(Data entries)
______
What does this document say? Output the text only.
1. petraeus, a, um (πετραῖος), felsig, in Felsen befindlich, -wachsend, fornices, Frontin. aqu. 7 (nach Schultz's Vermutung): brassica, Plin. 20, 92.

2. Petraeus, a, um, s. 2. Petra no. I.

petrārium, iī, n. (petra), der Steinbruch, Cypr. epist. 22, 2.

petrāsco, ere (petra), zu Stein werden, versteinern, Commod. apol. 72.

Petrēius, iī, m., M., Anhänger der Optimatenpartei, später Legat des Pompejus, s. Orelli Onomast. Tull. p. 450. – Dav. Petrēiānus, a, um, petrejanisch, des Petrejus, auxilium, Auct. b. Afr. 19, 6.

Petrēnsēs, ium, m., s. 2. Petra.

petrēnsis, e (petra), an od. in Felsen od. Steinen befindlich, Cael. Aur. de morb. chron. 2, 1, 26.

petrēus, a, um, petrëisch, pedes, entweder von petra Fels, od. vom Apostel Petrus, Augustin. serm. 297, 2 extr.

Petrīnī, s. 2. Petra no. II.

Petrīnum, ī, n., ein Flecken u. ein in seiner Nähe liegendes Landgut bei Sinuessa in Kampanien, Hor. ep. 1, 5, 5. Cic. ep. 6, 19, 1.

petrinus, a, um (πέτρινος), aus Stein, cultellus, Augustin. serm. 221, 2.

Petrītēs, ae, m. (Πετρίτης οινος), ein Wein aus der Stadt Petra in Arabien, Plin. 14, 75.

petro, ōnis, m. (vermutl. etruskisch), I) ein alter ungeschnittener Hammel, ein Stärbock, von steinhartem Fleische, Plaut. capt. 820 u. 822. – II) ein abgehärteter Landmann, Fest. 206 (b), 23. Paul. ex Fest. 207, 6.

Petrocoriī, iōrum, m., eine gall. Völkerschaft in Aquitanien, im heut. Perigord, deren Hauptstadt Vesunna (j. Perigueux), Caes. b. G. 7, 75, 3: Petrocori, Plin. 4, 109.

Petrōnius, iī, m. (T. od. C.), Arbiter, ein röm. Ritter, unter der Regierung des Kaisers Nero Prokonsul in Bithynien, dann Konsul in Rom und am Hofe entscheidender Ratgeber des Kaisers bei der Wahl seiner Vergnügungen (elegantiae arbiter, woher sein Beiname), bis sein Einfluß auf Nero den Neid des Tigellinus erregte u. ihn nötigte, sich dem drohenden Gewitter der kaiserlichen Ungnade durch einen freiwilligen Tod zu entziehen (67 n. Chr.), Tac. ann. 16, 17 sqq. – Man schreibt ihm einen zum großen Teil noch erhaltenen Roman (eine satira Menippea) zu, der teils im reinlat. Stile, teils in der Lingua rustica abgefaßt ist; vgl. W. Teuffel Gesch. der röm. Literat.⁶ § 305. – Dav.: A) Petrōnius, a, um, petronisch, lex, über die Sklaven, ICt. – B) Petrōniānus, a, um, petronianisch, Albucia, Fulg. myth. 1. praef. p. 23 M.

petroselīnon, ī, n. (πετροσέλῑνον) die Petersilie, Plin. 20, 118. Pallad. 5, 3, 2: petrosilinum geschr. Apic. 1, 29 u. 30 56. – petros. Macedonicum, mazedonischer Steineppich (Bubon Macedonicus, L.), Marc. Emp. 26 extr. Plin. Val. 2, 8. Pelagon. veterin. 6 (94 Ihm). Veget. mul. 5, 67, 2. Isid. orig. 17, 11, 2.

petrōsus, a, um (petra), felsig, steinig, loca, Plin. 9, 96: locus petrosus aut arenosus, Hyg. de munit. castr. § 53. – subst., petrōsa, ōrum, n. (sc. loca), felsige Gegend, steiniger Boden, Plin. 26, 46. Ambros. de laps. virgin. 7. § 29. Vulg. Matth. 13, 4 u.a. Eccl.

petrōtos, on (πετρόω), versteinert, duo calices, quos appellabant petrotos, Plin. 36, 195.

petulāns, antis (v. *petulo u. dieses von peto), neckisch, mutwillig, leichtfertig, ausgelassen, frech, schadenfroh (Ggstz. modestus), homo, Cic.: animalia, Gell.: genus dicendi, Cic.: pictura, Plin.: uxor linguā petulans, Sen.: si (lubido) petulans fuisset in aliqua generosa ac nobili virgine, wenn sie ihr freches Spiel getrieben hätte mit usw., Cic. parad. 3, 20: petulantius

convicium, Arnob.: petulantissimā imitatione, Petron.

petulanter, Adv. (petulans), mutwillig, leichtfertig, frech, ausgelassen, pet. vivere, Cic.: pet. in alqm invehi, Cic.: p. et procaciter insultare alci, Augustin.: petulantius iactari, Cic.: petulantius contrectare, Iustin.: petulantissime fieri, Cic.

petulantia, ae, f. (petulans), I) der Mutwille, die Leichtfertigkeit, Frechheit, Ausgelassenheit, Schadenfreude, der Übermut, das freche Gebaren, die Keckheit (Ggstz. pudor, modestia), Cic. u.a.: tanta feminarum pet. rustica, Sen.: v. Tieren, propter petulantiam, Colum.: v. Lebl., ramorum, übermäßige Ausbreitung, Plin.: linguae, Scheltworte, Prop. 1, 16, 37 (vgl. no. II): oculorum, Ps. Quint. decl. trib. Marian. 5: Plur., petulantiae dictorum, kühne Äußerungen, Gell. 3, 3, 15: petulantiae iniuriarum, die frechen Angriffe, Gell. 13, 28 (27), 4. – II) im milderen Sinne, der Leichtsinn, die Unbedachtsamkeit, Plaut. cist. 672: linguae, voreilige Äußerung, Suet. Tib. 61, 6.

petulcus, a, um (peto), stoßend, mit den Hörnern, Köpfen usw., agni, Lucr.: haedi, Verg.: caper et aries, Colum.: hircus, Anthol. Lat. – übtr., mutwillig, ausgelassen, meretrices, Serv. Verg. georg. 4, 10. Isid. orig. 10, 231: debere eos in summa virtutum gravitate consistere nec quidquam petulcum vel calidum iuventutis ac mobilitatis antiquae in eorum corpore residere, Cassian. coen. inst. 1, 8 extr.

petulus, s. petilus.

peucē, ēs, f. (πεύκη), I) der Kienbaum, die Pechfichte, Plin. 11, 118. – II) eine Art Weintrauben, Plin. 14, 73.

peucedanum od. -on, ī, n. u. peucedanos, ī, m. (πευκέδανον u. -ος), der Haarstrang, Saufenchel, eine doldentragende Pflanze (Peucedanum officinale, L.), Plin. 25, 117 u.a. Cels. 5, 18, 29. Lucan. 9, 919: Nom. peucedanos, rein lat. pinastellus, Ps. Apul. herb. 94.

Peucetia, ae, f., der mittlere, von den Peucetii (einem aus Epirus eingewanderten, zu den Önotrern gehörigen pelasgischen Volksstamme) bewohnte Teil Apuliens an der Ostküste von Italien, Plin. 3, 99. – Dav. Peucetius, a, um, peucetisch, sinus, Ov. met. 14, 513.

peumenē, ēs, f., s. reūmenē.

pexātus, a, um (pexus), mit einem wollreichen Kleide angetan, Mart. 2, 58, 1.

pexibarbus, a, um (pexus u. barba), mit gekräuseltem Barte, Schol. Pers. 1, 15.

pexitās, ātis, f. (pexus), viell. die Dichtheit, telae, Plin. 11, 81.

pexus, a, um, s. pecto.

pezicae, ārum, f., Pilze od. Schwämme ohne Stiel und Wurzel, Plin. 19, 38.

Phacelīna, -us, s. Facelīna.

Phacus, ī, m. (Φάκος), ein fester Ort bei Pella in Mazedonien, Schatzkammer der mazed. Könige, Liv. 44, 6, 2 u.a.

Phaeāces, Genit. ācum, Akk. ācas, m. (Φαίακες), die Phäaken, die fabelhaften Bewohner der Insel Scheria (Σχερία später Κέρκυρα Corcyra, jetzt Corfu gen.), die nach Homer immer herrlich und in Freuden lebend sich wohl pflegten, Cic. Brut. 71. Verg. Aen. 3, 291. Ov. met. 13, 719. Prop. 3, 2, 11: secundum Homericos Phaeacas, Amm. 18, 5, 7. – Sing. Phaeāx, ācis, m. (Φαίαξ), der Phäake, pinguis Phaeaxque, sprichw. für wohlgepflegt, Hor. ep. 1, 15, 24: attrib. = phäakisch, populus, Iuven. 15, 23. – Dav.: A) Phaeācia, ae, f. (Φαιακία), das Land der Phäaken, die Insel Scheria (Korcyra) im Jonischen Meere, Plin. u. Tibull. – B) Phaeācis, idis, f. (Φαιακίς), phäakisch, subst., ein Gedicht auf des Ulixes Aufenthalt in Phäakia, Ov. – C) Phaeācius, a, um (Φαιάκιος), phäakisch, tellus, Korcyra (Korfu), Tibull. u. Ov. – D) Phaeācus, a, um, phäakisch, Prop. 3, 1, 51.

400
______
> WHAT IS BEING ASKED
Among the entries, how many lines include the word "Augustin"? Answer with a single number and nothing further.

> EXERCISE RESULT
3